■ **YOUR TASK**: All of the records below need to be copied exactly.

■ **DATASET**:
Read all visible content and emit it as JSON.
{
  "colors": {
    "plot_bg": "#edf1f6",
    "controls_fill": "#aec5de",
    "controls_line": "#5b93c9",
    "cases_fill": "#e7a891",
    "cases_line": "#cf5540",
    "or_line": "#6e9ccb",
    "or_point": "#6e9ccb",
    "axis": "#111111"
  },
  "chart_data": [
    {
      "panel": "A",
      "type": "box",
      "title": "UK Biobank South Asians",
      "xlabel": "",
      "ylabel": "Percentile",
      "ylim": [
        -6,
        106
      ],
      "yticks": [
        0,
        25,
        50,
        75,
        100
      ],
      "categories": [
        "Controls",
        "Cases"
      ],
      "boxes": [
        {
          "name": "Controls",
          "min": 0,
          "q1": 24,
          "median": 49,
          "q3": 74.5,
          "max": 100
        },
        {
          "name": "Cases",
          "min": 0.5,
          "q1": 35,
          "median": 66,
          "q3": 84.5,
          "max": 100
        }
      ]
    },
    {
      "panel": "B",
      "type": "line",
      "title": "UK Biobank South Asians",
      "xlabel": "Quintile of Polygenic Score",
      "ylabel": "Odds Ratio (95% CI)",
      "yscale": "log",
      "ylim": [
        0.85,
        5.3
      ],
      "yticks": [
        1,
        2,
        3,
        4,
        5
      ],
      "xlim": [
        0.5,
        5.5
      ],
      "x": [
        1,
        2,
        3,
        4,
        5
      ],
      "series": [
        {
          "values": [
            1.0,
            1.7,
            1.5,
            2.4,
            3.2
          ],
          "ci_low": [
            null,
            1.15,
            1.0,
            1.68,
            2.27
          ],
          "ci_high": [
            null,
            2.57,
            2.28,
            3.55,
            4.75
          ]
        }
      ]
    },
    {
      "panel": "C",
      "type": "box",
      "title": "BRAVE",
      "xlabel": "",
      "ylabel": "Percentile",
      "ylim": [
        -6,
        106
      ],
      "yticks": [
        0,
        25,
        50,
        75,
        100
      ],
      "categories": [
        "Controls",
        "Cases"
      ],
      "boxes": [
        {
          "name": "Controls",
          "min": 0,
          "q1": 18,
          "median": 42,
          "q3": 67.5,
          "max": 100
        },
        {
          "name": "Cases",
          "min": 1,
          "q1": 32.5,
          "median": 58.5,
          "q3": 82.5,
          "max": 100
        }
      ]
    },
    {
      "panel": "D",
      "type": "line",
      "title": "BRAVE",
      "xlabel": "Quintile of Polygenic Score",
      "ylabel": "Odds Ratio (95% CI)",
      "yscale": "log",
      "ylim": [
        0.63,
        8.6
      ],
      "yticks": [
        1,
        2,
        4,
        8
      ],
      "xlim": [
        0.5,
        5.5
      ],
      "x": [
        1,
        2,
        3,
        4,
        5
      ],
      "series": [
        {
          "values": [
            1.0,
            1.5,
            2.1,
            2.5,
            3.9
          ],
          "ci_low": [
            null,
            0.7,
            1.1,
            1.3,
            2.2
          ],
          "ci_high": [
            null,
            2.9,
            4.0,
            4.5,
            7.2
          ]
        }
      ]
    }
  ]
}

■ **FULL OUTPUT**:
Read all visible content and emit it as JSON.
{
  "colors": {
    "plot_bg": "#edf1f6",
    "controls_fill": "#aec5de",
    "controls_line": "#5b93c9",
    "cases_fill": "#e7a891",
    "cases_line": "#cf5540",
    "or_line": "#6e9ccb",
    "or_point": "#6e9ccb",
    "axis": "#111111"
  },
  "chart_data": [
    {
      "panel": "A",
      "type": "box",
      "title": "UK Biobank South Asians",
      "xlabel": "",
      "ylabel": "Percentile",
      "ylim": [
        -6,
        106
      ],
      "yticks": [
        0,
        25,
        50,
        75,
        100
      ],
      "categories": [
        "Controls",
        "Cases"
      ],
      "boxes": [
        {
          "name": "Controls",
          "min": 0,
          "q1": 24,
          "median": 49,
          "q3": 74.5,
          "max": 100
        },
        {
          "name": "Cases",
          "min": 0.5,
          "q1": 35,
          "median": 66,
          "q3": 84.5,
          "max": 100
        }
      ]
    },
    {
      "panel": "B",
      "type": "line",
      "title": "UK Biobank South Asians",
      "xlabel": "Quintile of Polygenic Score",
      "ylabel": "Odds Ratio (95% CI)",
      "yscale": "log",
      "ylim": [
        0.85,
        5.3
      ],
      "yticks": [
        1,
        2,
        3,
        4,
        5
      ],
      "xlim": [
        0.5,
        5.5
      ],
      "x": [
        1,
        2,
        3,
        4,
        5
      ],
      "series": [
        {
          "values": [
            1.0,
            1.7,
            1.5,
            2.4,
            3.2
          ],
          "ci_low": [
            null,
            1.15,
            1.0,
            1.68,
            2.27
          ],
          "ci_high": [
            null,
            2.57,
            2.28,
            3.55,
            4.75
          ]
        }
      ]
    },
    {
      "panel": "C",
      "type": "box",
      "title": "BRAVE",
      "xlabel": "",
      "ylabel": "Percentile",
      "ylim": [
        -6,
        106
      ],
      "yticks": [
        0,
        25,
        50,
        75,
        100
      ],
      "categories": [
        "Controls",
        "Cases"
      ],
      "boxes": [
        {
          "name": "Controls",
          "min": 0,
          "q1": 18,
          "median": 42,
          "q3": 67.5,
          "max": 100
        },
        {
          "name": "Cases",
          "min": 1,
          "q1": 32.5,
          "median": 58.5,
          "q3": 82.5,
          "max": 100
        }
      ]
    },
    {
      "panel": "D",
      "type": "line",
      "title": "BRAVE",
      "xlabel": "Quintile of Polygenic Score",
      "ylabel": "Odds Ratio (95% CI)",
      "yscale": "log",
      "ylim": [
        0.63,
        8.6
      ],
      "yticks": [
        1,
        2,
        4,
        8
      ],
      "xlim": [
        0.5,
        5.5
      ],
      "x": [
        1,
        2,
        3,
        4,
        5
      ],
      "series": [
        {
          "values": [
            1.0,
            1.5,
            2.1,
            2.5,
            3.9
          ],
          "ci_low": [
            null,
            0.7,
            1.1,
            1.3,
            2.2
          ],
          "ci_high": [
            null,
            2.9,
            4.0,
            4.5,
            7.2
          ]
        }
      ]
    }
  ]
}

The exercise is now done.